**Exercise description**
Convert the rows below into a numbered list, omitting any blank lines.

**Material for this exercise**

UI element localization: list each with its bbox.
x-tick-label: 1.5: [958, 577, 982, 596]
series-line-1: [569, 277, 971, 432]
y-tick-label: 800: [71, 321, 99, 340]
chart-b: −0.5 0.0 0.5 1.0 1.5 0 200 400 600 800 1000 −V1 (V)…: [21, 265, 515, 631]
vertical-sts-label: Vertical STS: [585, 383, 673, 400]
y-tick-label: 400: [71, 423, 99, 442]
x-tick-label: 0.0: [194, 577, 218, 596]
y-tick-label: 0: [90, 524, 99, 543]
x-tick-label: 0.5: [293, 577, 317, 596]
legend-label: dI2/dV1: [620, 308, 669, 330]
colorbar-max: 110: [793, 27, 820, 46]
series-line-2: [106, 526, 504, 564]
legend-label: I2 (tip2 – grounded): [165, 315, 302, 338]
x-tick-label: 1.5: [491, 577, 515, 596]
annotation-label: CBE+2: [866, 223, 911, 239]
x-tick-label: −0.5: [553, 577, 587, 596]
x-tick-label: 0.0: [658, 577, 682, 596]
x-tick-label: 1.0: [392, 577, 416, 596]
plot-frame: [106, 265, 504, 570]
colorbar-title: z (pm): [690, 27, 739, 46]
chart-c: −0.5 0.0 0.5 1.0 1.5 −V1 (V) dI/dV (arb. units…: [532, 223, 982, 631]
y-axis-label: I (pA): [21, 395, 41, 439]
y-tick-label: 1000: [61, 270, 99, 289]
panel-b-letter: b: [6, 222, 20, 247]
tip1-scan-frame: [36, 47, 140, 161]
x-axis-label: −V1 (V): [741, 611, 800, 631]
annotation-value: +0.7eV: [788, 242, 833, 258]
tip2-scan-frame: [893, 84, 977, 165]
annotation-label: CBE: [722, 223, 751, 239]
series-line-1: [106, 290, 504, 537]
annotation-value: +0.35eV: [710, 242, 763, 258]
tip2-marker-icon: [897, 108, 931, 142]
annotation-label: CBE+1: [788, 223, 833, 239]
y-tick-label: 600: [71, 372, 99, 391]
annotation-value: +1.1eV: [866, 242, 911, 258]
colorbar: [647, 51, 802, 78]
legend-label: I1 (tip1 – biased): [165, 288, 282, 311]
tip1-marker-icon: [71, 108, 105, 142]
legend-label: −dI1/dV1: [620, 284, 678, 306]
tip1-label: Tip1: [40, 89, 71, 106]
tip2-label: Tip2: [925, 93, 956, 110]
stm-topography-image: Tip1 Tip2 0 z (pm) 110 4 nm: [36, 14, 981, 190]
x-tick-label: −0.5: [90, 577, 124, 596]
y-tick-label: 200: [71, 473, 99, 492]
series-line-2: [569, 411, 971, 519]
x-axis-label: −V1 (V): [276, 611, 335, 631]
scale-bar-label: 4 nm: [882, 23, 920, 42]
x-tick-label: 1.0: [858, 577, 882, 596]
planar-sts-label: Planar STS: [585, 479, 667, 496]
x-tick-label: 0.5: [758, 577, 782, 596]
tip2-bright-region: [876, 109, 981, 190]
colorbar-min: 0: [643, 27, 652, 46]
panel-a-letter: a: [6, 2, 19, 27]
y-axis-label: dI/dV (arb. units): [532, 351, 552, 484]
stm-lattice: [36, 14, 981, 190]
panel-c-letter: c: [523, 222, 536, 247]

**Written response**
1. UI element localization: list each with its bbox.
2. x-tick-label: 1.5: [958, 577, 982, 596]
3. series-line-1: [569, 277, 971, 432]
4. y-tick-label: 800: [71, 321, 99, 340]
5. chart-b: −0.5 0.0 0.5 1.0 1.5 0 200 400 600 800 1000 −V1 (V)…: [21, 265, 515, 631]
6. vertical-sts-label: Vertical STS: [585, 383, 673, 400]
7. y-tick-label: 400: [71, 423, 99, 442]
8. x-tick-label: 0.0: [194, 577, 218, 596]
9. y-tick-label: 0: [90, 524, 99, 543]
10. x-tick-label: 0.5: [293, 577, 317, 596]
11. legend-label: dI2/dV1: [620, 308, 669, 330]
12. colorbar-max: 110: [793, 27, 820, 46]
13. series-line-2: [106, 526, 504, 564]
14. legend-label: I2 (tip2 – grounded): [165, 315, 302, 338]
15. x-tick-label: 1.5: [491, 577, 515, 596]
16. annotation-label: CBE+2: [866, 223, 911, 239]
17. x-tick-label: −0.5: [553, 577, 587, 596]
18. x-tick-label: 0.0: [658, 577, 682, 596]
19. x-tick-label: 1.0: [392, 577, 416, 596]
20. plot-frame: [106, 265, 504, 570]
21. colorbar-title: z (pm): [690, 27, 739, 46]
22. chart-c: −0.5 0.0 0.5 1.0 1.5 −V1 (V) dI/dV (arb. units…: [532, 223, 982, 631]
23. y-axis-label: I (pA): [21, 395, 41, 439]
24. y-tick-label: 1000: [61, 270, 99, 289]
25. panel-b-letter: b: [6, 222, 20, 247]
26. tip1-scan-frame: [36, 47, 140, 161]
27. x-axis-label: −V1 (V): [741, 611, 800, 631]
28. annotation-value: +0.7eV: [788, 242, 833, 258]
29. tip2-scan-frame: [893, 84, 977, 165]
30. annotation-label: CBE: [722, 223, 751, 239]
31. series-line-1: [106, 290, 504, 537]
32. annotation-value: +0.35eV: [710, 242, 763, 258]
33. tip2-marker-icon: [897, 108, 931, 142]
34. annotation-label: CBE+1: [788, 223, 833, 239]
35. y-tick-label: 600: [71, 372, 99, 391]
36. annotation-value: +1.1eV: [866, 242, 911, 258]
37. colorbar: [647, 51, 802, 78]
38. legend-label: I1 (tip1 – biased): [165, 288, 282, 311]
39. tip1-marker-icon: [71, 108, 105, 142]
40. legend-label: −dI1/dV1: [620, 284, 678, 306]
41. tip1-label: Tip1: [40, 89, 71, 106]
42. tip2-label: Tip2: [925, 93, 956, 110]
43. stm-topography-image: Tip1 Tip2 0 z (pm) 110 4 nm: [36, 14, 981, 190]
44. x-tick-label: −0.5: [90, 577, 124, 596]
45. y-tick-label: 200: [71, 473, 99, 492]
46. series-line-2: [569, 411, 971, 519]
47. x-axis-label: −V1 (V): [276, 611, 335, 631]
48. scale-bar-label: 4 nm: [882, 23, 920, 42]
49. x-tick-label: 1.0: [858, 577, 882, 596]
50. planar-sts-label: Planar STS: [585, 479, 667, 496]
51. x-tick-label: 0.5: [758, 577, 782, 596]
52. tip2-bright-region: [876, 109, 981, 190]
53. colorbar-min: 0: [643, 27, 652, 46]
54. panel-a-letter: a: [6, 2, 19, 27]
55. y-axis-label: dI/dV (arb. units): [532, 351, 552, 484]
56. stm-lattice: [36, 14, 981, 190]
57. panel-c-letter: c: [523, 222, 536, 247]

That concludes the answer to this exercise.